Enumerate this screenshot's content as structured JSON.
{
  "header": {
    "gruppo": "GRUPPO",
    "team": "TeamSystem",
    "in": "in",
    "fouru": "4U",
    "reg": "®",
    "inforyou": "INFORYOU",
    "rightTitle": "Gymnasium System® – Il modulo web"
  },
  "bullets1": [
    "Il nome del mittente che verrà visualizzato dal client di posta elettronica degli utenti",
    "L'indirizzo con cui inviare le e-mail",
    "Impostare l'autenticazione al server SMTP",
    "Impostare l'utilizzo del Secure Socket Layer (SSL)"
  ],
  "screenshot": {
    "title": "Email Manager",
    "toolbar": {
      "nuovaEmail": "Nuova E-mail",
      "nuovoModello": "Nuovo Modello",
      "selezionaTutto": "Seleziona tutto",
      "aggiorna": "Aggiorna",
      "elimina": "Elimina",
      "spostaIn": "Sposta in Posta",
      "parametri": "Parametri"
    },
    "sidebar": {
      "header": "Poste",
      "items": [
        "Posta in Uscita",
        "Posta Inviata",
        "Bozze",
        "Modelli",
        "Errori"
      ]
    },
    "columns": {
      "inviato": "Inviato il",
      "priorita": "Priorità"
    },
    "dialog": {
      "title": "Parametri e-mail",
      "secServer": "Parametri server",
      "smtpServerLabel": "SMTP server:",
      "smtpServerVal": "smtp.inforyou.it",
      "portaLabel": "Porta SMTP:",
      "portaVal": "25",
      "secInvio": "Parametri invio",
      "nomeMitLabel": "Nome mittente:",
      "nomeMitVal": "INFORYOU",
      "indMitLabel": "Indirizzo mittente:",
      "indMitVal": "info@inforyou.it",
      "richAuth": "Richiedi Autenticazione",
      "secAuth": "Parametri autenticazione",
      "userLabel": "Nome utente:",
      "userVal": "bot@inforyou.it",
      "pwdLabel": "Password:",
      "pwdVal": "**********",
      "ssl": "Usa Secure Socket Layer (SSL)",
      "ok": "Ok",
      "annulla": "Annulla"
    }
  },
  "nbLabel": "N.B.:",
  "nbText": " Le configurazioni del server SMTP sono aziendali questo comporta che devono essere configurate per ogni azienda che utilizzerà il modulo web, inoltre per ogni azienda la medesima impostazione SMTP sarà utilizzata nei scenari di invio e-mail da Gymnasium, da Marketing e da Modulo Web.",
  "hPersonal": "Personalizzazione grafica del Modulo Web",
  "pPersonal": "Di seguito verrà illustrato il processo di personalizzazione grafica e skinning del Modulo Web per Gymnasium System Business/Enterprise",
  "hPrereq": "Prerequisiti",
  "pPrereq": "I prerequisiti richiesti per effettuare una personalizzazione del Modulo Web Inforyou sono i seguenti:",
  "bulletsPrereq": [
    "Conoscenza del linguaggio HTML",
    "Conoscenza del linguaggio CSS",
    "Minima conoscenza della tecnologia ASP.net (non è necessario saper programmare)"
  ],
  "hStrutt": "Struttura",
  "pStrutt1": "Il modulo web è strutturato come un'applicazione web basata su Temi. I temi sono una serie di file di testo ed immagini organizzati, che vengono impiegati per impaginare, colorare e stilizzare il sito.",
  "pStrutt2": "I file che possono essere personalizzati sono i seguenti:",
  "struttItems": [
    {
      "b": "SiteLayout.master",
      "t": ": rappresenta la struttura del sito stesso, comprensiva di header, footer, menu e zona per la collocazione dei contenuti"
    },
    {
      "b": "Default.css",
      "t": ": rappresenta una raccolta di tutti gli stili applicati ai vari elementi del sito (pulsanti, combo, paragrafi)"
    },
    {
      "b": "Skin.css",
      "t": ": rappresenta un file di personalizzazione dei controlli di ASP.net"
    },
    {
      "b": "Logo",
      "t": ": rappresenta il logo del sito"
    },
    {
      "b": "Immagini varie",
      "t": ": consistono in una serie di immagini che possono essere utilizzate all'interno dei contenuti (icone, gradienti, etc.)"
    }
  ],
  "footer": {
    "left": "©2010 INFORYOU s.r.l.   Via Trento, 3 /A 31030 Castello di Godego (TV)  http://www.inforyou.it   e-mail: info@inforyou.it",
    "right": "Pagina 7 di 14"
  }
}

____________

§ **SET PROBLEM**
Extract the full listing and reproduce each line exactly.

§ **EXERCISE RESPONSE**
Enumerate this screenshot's content as structured JSON.
{
  "header": {
    "gruppo": "GRUPPO",
    "team": "TeamSystem",
    "in": "in",
    "fouru": "4U",
    "reg": "®",
    "inforyou": "INFORYOU",
    "rightTitle": "Gymnasium System® – Il modulo web"
  },
  "bullets1": [
    "Il nome del mittente che verrà visualizzato dal client di posta elettronica degli utenti",
    "L'indirizzo con cui inviare le e-mail",
    "Impostare l'autenticazione al server SMTP",
    "Impostare l'utilizzo del Secure Socket Layer (SSL)"
  ],
  "screenshot": {
    "title": "Email Manager",
    "toolbar": {
      "nuovaEmail": "Nuova E-mail",
      "nuovoModello": "Nuovo Modello",
      "selezionaTutto": "Seleziona tutto",
      "aggiorna": "Aggiorna",
      "elimina": "Elimina",
      "spostaIn": "Sposta in Posta",
      "parametri": "Parametri"
    },
    "sidebar": {
      "header": "Poste",
      "items": [
        "Posta in Uscita",
        "Posta Inviata",
        "Bozze",
        "Modelli",
        "Errori"
      ]
    },
    "columns": {
      "inviato": "Inviato il",
      "priorita": "Priorità"
    },
    "dialog": {
      "title": "Parametri e-mail",
      "secServer": "Parametri server",
      "smtpServerLabel": "SMTP server:",
      "smtpServerVal": "smtp.inforyou.it",
      "portaLabel": "Porta SMTP:",
      "portaVal": "25",
      "secInvio": "Parametri invio",
      "nomeMitLabel": "Nome mittente:",
      "nomeMitVal": "INFORYOU",
      "indMitLabel": "Indirizzo mittente:",
      "indMitVal": "info@inforyou.it",
      "richAuth": "Richiedi Autenticazione",
      "secAuth": "Parametri autenticazione",
      "userLabel": "Nome utente:",
      "userVal": "bot@inforyou.it",
      "pwdLabel": "Password:",
      "pwdVal": "**********",
      "ssl": "Usa Secure Socket Layer (SSL)",
      "ok": "Ok",
      "annulla": "Annulla"
    }
  },
  "nbLabel": "N.B.:",
  "nbText": " Le configurazioni del server SMTP sono aziendali questo comporta che devono essere configurate per ogni azienda che utilizzerà il modulo web, inoltre per ogni azienda la medesima impostazione SMTP sarà utilizzata nei scenari di invio e-mail da Gymnasium, da Marketing e da Modulo Web.",
  "hPersonal": "Personalizzazione grafica del Modulo Web",
  "pPersonal": "Di seguito verrà illustrato il processo di personalizzazione grafica e skinning del Modulo Web per Gymnasium System Business/Enterprise",
  "hPrereq": "Prerequisiti",
  "pPrereq": "I prerequisiti richiesti per effettuare una personalizzazione del Modulo Web Inforyou sono i seguenti:",
  "bulletsPrereq": [
    "Conoscenza del linguaggio HTML",
    "Conoscenza del linguaggio CSS",
    "Minima conoscenza della tecnologia ASP.net (non è necessario saper programmare)"
  ],
  "hStrutt": "Struttura",
  "pStrutt1": "Il modulo web è strutturato come un'applicazione web basata su Temi. I temi sono una serie di file di testo ed immagini organizzati, che vengono impiegati per impaginare, colorare e stilizzare il sito.",
  "pStrutt2": "I file che possono essere personalizzati sono i seguenti:",
  "struttItems": [
    {
      "b": "SiteLayout.master",
      "t": ": rappresenta la struttura del sito stesso, comprensiva di header, footer, menu e zona per la collocazione dei contenuti"
    },
    {
      "b": "Default.css",
      "t": ": rappresenta una raccolta di tutti gli stili applicati ai vari elementi del sito (pulsanti, combo, paragrafi)"
    },
    {
      "b": "Skin.css",
      "t": ": rappresenta un file di personalizzazione dei controlli di ASP.net"
    },
    {
      "b": "Logo",
      "t": ": rappresenta il logo del sito"
    },
    {
      "b": "Immagini varie",
      "t": ": consistono in una serie di immagini che possono essere utilizzate all'interno dei contenuti (icone, gradienti, etc.)"
    }
  ],
  "footer": {
    "left": "©2010 INFORYOU s.r.l.   Via Trento, 3 /A 31030 Castello di Godego (TV)  http://www.inforyou.it   e-mail: info@inforyou.it",
    "right": "Pagina 7 di 14"
  }
}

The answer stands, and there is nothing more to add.